- **Work to be completed**
Please check the text on the making of Enchanted: how many minutes of animation did another studio have to produce for the film?

- **Provided text**
__________
In fact, whereas Bill Kelly’s original script was a racier, more sardonic take on the material, Lima realized the film would work far better as a loving homage to Disney rather than a cynical Shrek-like takedown of Disney tropes. He brought Kelly back onto the project, and they set about crafting a version that was both a light parody of and an earnest tribute to the Disney princess legacy. To some extent it was canny brand management. Disney Animation was in a huge rut in the early 2000s, vaguely chasing the look and feel of its subsidiary Pixar and not finding much success in the process. Enchanted helped revitalize interest in the Disney princess genre and kicked off a new princess era that would eventually lead to mega-hits like Frozen and Moana.
Yet when you read interviews with Lima, it’s clear his enthusiasm for the material is entirely genuine—the equivalent of J.J. Abrams’ excitement at getting to play around in the Star Wars sandbox. A lifelong Disney fan and animator who had worked on classics like Beauty And The Beast and Aladdin before directing A Goofy Movie, Tarzan, and the live action 102 Dalmatians, Lima was thrilled to get the chance to return to 2-D animation for Enchanted’s opening and closing sequences. Because Disney no longer even employed a cel animation team, those 13 minutes of animation had to be done by another studio.
Directing both the animated and live action portions of Enchanted, Lima packed the film with enough Disney easter eggs to make your average Marvel movie look like an empty nest by comparison. From recreating specific shots to recruiting Disney princess voice actors to play minor roles to naming a fictional law firm after the composers of Snow White And The Seven Dwarfs, Lima has claimed there are literally thousands of easter eggs and references in the film, at least some of which are categorized on a whole Wikipedia page devoted just to the topic. Lima also brought an animator’s eye to the composition, physical comedy, and visual jokes of Enchanted.
Yet Lima’s best efforts likely would’ve been for naught if Enchanted hadn’t found the right star. Disney wanted a big name, but Lima fought to cast an unknown who could fully embody Giselle. Enchanted has one of those famed casting processes where hundreds of people audition but none of them quite work until suddenly the right person walks into the room and magic happens. Speaking about Amy Adams’ audition, Lima told The Hollywood Reporter, “What she brought (to it) and what I was looking for the whole time was someone who didn’t judge the character’s naïveté, an actor who could disappear into the role and never wink at the role while they were playing it (and) never think that what they were doing was ridiculous. And she was a revelation.”
__________
- **Dataset excerpt**
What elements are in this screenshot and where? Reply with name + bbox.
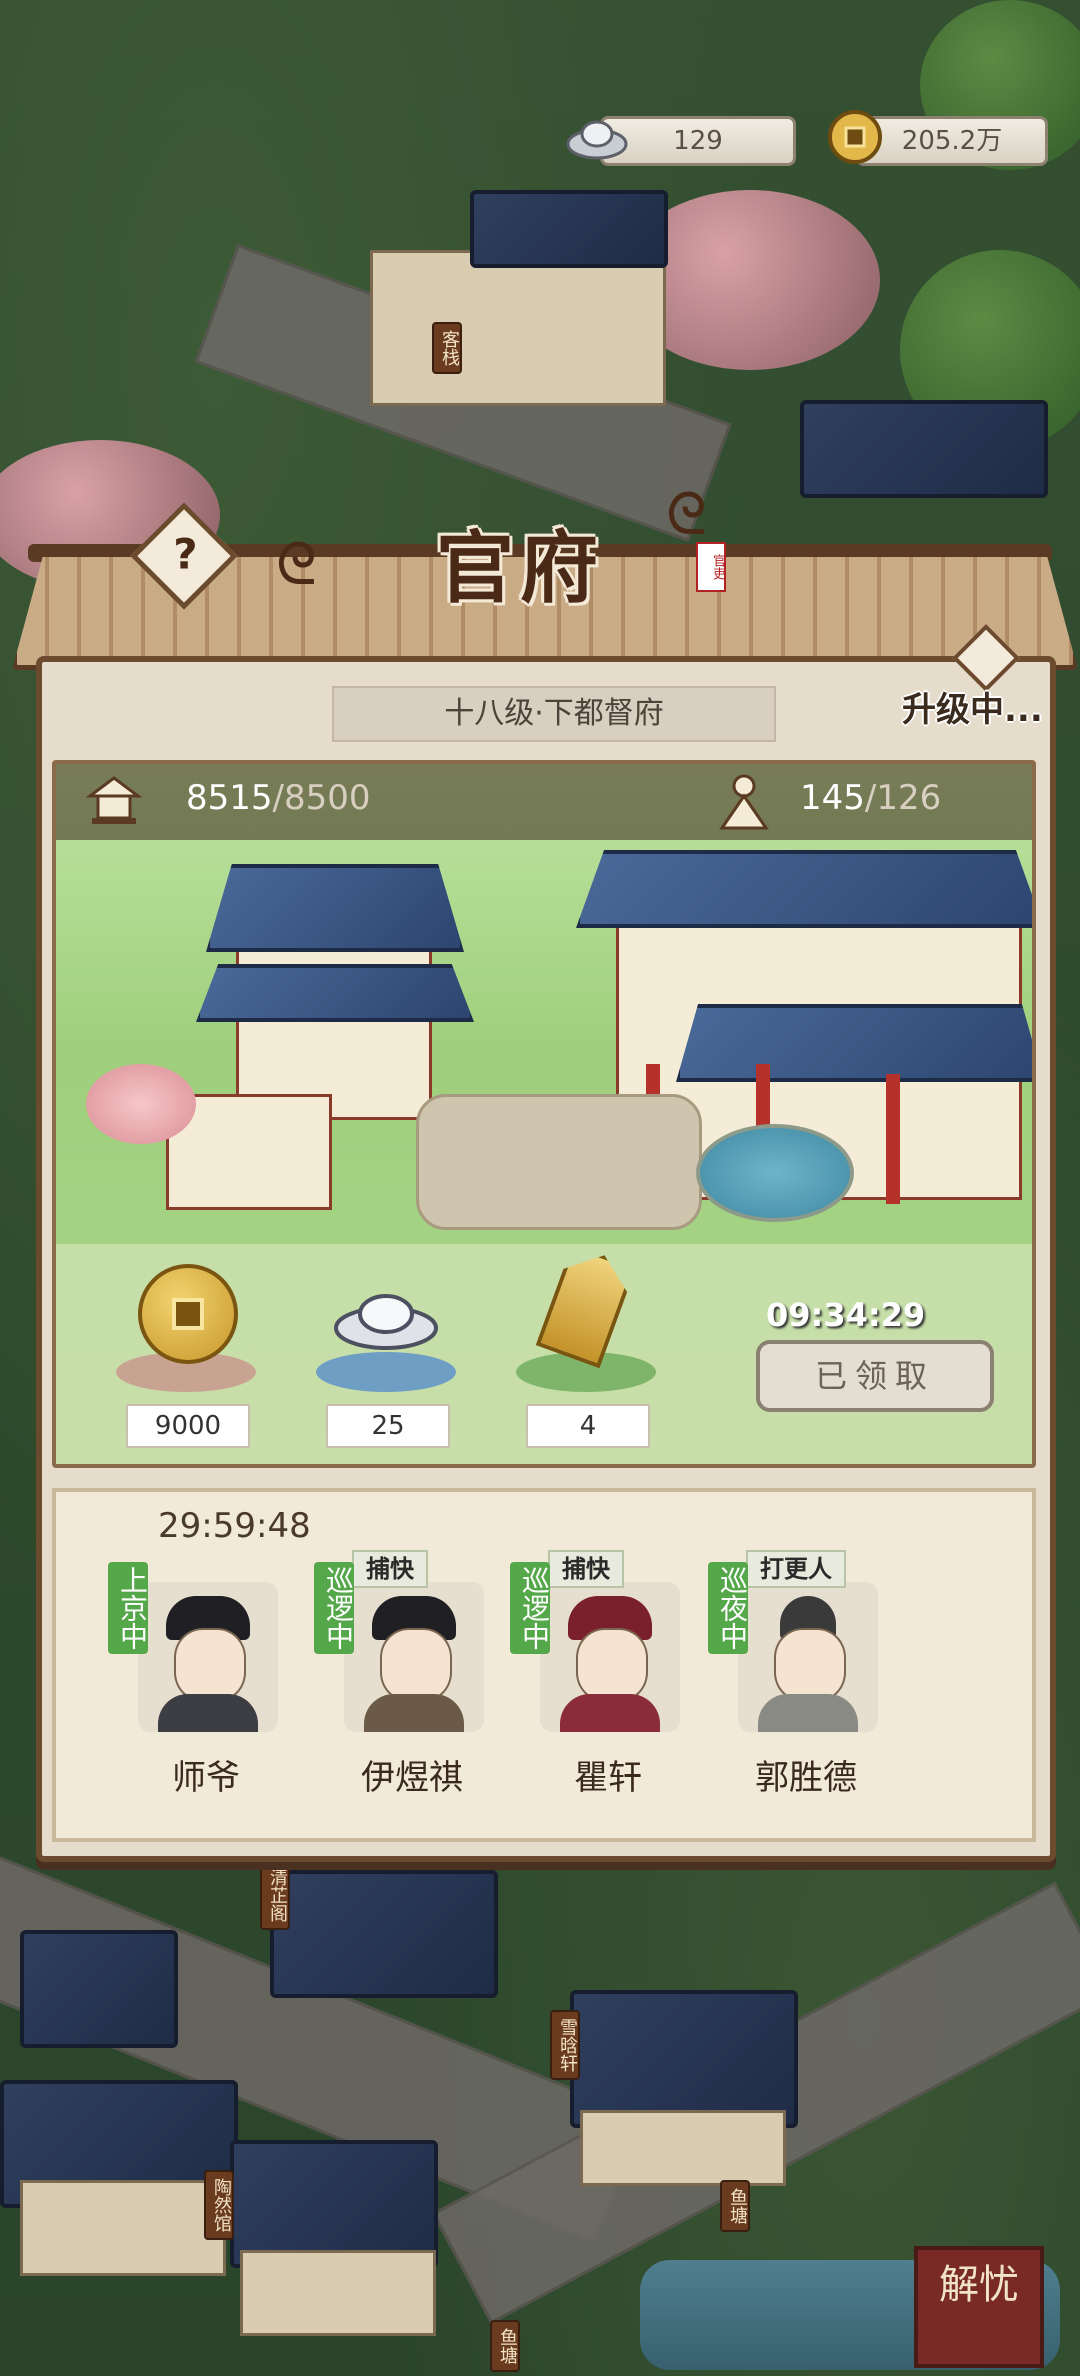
__________
- **Written solution**
13 minutes.